━━━━━ Record extracts
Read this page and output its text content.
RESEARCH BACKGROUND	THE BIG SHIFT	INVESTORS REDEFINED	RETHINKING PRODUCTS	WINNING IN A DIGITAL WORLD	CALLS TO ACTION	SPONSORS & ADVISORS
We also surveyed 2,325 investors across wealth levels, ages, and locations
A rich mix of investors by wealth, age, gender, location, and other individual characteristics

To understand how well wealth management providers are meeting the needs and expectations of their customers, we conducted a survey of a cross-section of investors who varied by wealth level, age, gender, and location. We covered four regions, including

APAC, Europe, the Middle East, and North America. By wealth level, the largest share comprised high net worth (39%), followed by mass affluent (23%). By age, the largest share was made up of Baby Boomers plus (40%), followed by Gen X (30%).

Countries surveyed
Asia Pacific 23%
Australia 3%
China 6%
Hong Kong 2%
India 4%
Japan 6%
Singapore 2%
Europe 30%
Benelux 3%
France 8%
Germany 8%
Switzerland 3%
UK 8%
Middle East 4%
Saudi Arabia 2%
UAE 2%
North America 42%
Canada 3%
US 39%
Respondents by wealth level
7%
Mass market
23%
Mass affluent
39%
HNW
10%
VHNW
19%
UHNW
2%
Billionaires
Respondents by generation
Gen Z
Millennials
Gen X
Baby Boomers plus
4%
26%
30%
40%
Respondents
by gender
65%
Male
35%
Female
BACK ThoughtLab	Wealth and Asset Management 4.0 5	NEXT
━━━━━━━━━━
━━━━━ Record extracts
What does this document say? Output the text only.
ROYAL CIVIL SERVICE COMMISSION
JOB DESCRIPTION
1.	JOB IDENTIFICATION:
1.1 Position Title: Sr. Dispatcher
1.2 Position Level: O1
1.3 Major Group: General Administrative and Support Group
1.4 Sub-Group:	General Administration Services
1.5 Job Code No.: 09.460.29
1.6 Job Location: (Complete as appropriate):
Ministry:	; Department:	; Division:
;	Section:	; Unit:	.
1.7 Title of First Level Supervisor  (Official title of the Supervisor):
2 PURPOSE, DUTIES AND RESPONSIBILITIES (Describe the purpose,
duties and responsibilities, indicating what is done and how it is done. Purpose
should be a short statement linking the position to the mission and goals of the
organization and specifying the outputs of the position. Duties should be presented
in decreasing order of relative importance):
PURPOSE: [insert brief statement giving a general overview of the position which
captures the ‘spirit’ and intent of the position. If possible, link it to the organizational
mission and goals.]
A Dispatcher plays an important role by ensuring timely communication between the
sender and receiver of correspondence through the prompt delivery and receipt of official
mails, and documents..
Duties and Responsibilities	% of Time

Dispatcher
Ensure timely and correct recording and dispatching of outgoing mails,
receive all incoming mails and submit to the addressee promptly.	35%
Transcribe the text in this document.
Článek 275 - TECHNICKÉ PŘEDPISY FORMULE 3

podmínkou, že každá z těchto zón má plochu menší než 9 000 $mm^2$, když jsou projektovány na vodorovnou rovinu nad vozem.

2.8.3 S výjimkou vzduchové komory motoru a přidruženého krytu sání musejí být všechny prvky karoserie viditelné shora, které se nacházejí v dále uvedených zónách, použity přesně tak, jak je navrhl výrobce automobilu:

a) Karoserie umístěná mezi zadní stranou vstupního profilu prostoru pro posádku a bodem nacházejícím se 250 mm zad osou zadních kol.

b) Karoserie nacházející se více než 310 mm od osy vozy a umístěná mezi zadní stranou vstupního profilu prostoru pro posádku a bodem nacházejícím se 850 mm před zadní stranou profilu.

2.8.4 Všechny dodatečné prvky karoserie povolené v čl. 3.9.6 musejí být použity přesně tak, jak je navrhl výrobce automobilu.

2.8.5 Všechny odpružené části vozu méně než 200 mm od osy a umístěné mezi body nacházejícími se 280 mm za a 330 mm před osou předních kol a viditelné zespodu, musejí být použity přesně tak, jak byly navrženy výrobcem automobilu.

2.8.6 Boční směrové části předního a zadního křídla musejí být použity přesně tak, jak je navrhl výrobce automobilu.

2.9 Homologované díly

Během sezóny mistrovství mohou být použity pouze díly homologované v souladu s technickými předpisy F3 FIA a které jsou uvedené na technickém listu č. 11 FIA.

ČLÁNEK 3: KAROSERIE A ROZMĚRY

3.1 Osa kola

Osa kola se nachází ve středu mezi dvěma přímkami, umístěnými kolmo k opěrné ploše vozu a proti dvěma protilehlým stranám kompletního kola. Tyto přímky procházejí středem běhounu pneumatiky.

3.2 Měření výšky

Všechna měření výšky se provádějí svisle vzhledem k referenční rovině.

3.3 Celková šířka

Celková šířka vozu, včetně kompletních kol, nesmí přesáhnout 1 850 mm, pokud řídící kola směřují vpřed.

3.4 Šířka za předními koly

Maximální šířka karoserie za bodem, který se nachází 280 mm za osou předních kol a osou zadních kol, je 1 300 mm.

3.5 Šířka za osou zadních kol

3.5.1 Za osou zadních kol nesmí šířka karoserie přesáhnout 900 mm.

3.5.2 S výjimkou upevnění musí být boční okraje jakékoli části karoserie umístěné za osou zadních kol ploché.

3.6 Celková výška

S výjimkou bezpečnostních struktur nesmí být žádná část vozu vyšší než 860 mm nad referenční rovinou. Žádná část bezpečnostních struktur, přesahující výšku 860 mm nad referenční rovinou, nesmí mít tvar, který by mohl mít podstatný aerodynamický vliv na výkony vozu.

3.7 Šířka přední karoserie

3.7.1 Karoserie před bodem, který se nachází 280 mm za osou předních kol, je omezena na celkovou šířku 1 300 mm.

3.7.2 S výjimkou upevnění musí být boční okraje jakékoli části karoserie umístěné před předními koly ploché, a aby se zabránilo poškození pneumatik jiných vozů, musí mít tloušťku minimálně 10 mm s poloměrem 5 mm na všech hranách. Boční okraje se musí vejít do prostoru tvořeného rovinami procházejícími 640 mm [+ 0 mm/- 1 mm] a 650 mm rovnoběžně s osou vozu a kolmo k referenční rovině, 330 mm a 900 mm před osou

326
━━━━━━━━━━
Written exercise:
Track down every line of the material containing the string "bodem", and copy it.

Solution to the exercise:
a) Karoserie umístěná mezi zadní stranou vstupního profilu prostoru pro posádku a bodem nacházejícím se 250 mm zad osou zadních kol.
b) Karoserie nacházející se více než 310 mm od osy vozy a umístěná mezi zadní stranou vstupního profilu prostoru pro posádku a bodem nacházejícím se 850 mm před zadní stranou profilu.
Maximální šířka karoserie za bodem, který se nachází 280 mm za osou předních kol a osou zadních kol, je 1 300 mm.
3.7.1 Karoserie před bodem, který se nachází 280 mm za osou předních kol, je omezena na celkovou šířku 1 300 mm.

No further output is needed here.